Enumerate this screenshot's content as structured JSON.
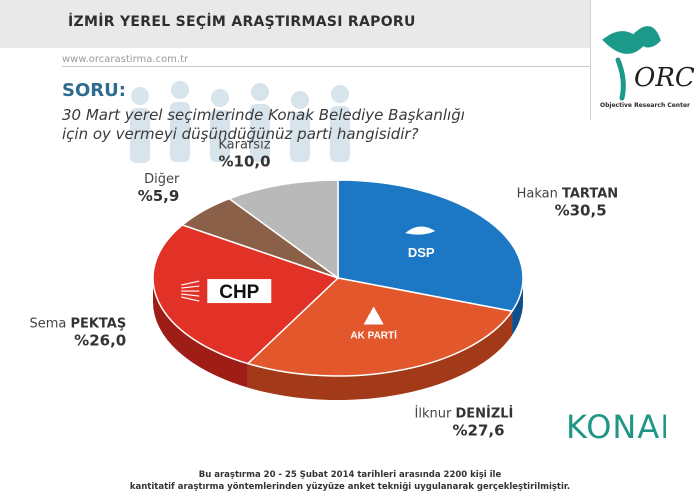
{
  "header": {
    "title": "İZMİR YEREL SEÇİM ARAŞTIRMASI RAPORU",
    "website": "www.orcarastirma.com.tr"
  },
  "question": {
    "label": "SORU:",
    "line1": "30 Mart yerel seçimlerinde Konak Belediye Başkanlığı",
    "line2": "için oy vermeyi düşündüğünüz parti hangisidir?"
  },
  "logo": {
    "text": "ORC",
    "tagline": "Objective Research Center"
  },
  "brand": {
    "text": "KONAK"
  },
  "footer": {
    "line1": "Bu araştırma 20 - 25 Şubat 2014 tarihleri arasında  2200 kişi ile",
    "line2": "kantitatif araştırma yöntemlerinden yüzyüze anket tekniği  uygulanarak gerçekleştirilmiştir."
  },
  "chart_data": {
    "type": "pie",
    "series": [
      {
        "first": "Hakan",
        "last": "TARTAN",
        "party": "DSP",
        "value": 30.5,
        "label": "%30,5",
        "color": "#1c78c4",
        "side": "#0f4f8c"
      },
      {
        "first": "İlknur",
        "last": "DENİZLİ",
        "party": "AK PARTİ",
        "value": 27.6,
        "label": "%27,6",
        "color": "#e2572c",
        "side": "#a23a1a"
      },
      {
        "first": "Sema",
        "last": "PEKTAŞ",
        "party": "CHP",
        "value": 26.0,
        "label": "%26,0",
        "color": "#e23127",
        "side": "#9e1d17"
      },
      {
        "first": "Diğer",
        "last": "",
        "party": "",
        "value": 5.9,
        "label": "%5,9",
        "color": "#8a6148",
        "side": "#5e412f"
      },
      {
        "first": "Kararsız",
        "last": "",
        "party": "",
        "value": 10.0,
        "label": "%10,0",
        "color": "#b9b9b9",
        "side": "#878787"
      }
    ]
  }
}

▶ [EXERCISE BRIEF]: Transcribe every entry word for word, but omit the pictures.

▶ [ANSWER TO THE PROBLEM]:
Enumerate this screenshot's content as structured JSON.
{
  "header": {
    "title": "İZMİR YEREL SEÇİM ARAŞTIRMASI RAPORU",
    "website": "www.orcarastirma.com.tr"
  },
  "question": {
    "label": "SORU:",
    "line1": "30 Mart yerel seçimlerinde Konak Belediye Başkanlığı",
    "line2": "için oy vermeyi düşündüğünüz parti hangisidir?"
  },
  "logo": {
    "text": "ORC",
    "tagline": "Objective Research Center"
  },
  "brand": {
    "text": "KONAK"
  },
  "footer": {
    "line1": "Bu araştırma 20 - 25 Şubat 2014 tarihleri arasında  2200 kişi ile",
    "line2": "kantitatif araştırma yöntemlerinden yüzyüze anket tekniği  uygulanarak gerçekleştirilmiştir."
  },
  "chart_data": {
    "type": "pie",
    "series": [
      {
        "first": "Hakan",
        "last": "TARTAN",
        "party": "DSP",
        "value": 30.5,
        "label": "%30,5",
        "color": "#1c78c4",
        "side": "#0f4f8c"
      },
      {
        "first": "İlknur",
        "last": "DENİZLİ",
        "party": "AK PARTİ",
        "value": 27.6,
        "label": "%27,6",
        "color": "#e2572c",
        "side": "#a23a1a"
      },
      {
        "first": "Sema",
        "last": "PEKTAŞ",
        "party": "CHP",
        "value": 26.0,
        "label": "%26,0",
        "color": "#e23127",
        "side": "#9e1d17"
      },
      {
        "first": "Diğer",
        "last": "",
        "party": "",
        "value": 5.9,
        "label": "%5,9",
        "color": "#8a6148",
        "side": "#5e412f"
      },
      {
        "first": "Kararsız",
        "last": "",
        "party": "",
        "value": 10.0,
        "label": "%10,0",
        "color": "#b9b9b9",
        "side": "#878787"
      }
    ]
  }
}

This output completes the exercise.